• **Questão breve 1**:
Resuma em duas frases o texto sobre a política externa dos Estados Unidos.
• **Questão breve 2**:
Responda às perguntas a seguir com base no texto sobre a política externa dos Estados Unidos.
(a) Que quatro países, segundo Jessica Tuchman Mathews, a agenda americana não pode ignorar?
(b) Em que área a China dá mostras de pretender um papel hegemônico?
(c) Em torno de que valor por barril há quem aposte que o preço do petróleo poderá estabilizar-se?
• **Questão breve 3**:
Dê prosseguimento ao texto sobre a política externa dos Estados Unidos a partir do ponto em que ele termina.

• **Texto da página**:
***

Diante de tudo isso é compreensível a dificuldade de instituir uma nova ordem internacional. Há ambiguidades para todos os gostos. A política externa dos Estados Unidos não está clara mesmo para os americanos. A sua agenda, como apontou Jessica Tuchman Mathews, não pode ignorar pelo menos quatro grandes países: Irã, Síria, Rússia e China. Não deixa de ser indicativo que dos quatro países, dois estejam no limitado espaço geográfico do Oriente Médio.
Com relação ao Irã, a prioridade deve ser a de chegar a um acordo sobre o programa nuclear iraniano e suspender as sanções econômicas até aqui impostas ao país. A dificuldade pode estar do lado iraniano, mas é acentuada pela ambiguidade da Arábia Saudita e dos Emirados do golfo pérsico diante de duas alternativas intragáveis: um acordo dos EUA com o Irã ou, caso não chegue a bom termo, conviver com um Irã nuclear.
Com relação à Síria, os Estados Unidos têm se mostrado ambivalentes, ora condenando, ora veladamente apoiando o presidente sírio, Bashar al-Assad. Em algum momento os EUA terão que tomar partido, mais não seja para impedir a tomada de todo o país pelo Estado islâmico. Por seu turno, A incapacidade de encontrar-se alguma alternativa para o conflito de Israel com seus vizinhos potencializa a desestabilização na região – como se ela fosse necessário.
Finalmente, a China vem interpretando todos os passos tomados pelos EUA na Ásia como uma política de contenção de um questionável expansionismo chinês. Esta, por vez, ora dá mostras de pretender um papel hegemônico reservado a grandes potências, especialmente no Mar do Sul da China, ora parece indicar o oposto.
O pano de fundo econômico e de prazo mais curto também mudou, de forma radical, como já se comentou em outras ocasiões nesse espaço: já há quem aposte que o preço do petróleo poderá estabilizar-se em torno de 40 dólares por barril. Todas as economias serão afetadas, algumas para melhor, outras para pior.
A China provavelmente será a mais beneficiada, já que a nova política de Xi Jinping enfatiza o mercado interno e o consumo. Preços do petróleo mais baixos beneficiarão também todos os demais países liquidamente consumidores, penalizando os mais dependentes de sua exploração e exportação.

***

• **Entradas de dados**:
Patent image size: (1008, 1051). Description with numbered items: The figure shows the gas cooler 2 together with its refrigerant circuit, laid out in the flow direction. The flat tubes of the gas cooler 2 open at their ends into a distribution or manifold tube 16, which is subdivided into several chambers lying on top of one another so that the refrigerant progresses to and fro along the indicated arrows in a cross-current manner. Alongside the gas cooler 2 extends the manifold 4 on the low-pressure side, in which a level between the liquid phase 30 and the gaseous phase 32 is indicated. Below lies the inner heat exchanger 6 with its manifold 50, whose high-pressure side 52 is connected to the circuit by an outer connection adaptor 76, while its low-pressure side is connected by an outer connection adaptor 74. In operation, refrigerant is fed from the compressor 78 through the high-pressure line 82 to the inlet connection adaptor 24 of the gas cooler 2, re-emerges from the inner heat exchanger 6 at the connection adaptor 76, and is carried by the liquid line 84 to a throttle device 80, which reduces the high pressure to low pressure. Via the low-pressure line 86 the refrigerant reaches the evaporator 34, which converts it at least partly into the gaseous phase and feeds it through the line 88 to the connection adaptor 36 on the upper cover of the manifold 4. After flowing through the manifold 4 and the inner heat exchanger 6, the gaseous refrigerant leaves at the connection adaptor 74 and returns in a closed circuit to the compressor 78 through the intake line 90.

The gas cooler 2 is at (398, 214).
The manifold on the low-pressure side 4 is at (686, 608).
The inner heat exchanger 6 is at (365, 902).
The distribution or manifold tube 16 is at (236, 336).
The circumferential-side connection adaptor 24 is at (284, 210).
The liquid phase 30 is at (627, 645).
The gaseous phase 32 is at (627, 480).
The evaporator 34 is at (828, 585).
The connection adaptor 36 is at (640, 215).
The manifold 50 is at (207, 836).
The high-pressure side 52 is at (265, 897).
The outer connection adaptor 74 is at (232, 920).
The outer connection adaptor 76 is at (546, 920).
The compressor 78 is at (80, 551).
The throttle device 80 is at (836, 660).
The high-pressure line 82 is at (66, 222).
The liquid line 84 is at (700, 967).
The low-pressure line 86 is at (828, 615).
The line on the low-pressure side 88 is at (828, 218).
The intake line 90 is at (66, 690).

***

• **Resposta escrita 1**:
A política externa dos Estados Unidos não está clara, e sua agenda não pode ignorar Irã, Síria, Rússia e China. Nesse quadro, cabe chegar a um acordo sobre o programa nuclear iraniano, tomar partido na Síria e lidar com uma China que vê os passos americanos na Ásia como contenção, enquanto o petróleo, que pode estabilizar-se em torno de 40 dólares por barril, deve beneficiar sobretudo a China e os países consumidores e penalizar os dependentes de sua exportação.

• **Resposta escrita 2**:
(a) Irã, Síria, Rússia e China.
(b) No Mar do Sul da China.
(c) Em torno de 40 dólares por barril.

• **Resposta escrita 3**:
O que dizer das demais regiões do planeta? Ao sul da China, a Índia se sente, como sempre, ameaçada pelo Paquistão e pelo vizinho ao norte, e mostra-se incapaz de dar solução à endêmica corrupção no país. No oriente da China, o Japão patina na estagnação e não consegue chegar a termo com seu passado na segunda guerra mundial – o que dificulta o relacionamento com a China.
Quanto à Europa, diante dos graves problemas internos de desequilíbrios econômicos, questões relativas à sua própria segurança em um mundo cada vez mais multipolar tornam-se secundários.
Sem definir-se como parte da Europa, para a Rússia o baixo preço do petróleo é a maior ameaça no curto prazo. Não que os custos das sanções econômicas impostas pelo Ocidente sejam irrelevantes, mas para um país que depende do petróleo e gás para sobreviver será difícil conviver com preços baixos por um longo tempo – especialmente depois que o mercado para o gás na Europa Ocidental contraiu-se.
Moral da história: estamos a caminho de uma nova ordem internacional, ainda mal definida, distinta daquela a que chegaram os países europeus em Vestefália em 1648. Então, o que se passava dentro das fronteiras de um Estado era assunto somente seu, sem admitir-se a ingerência de terceiros. Estamos mais perto hoje de uma ordem em que predomina o cada um por si. Sem termos a certeza de que Deus vela por todos.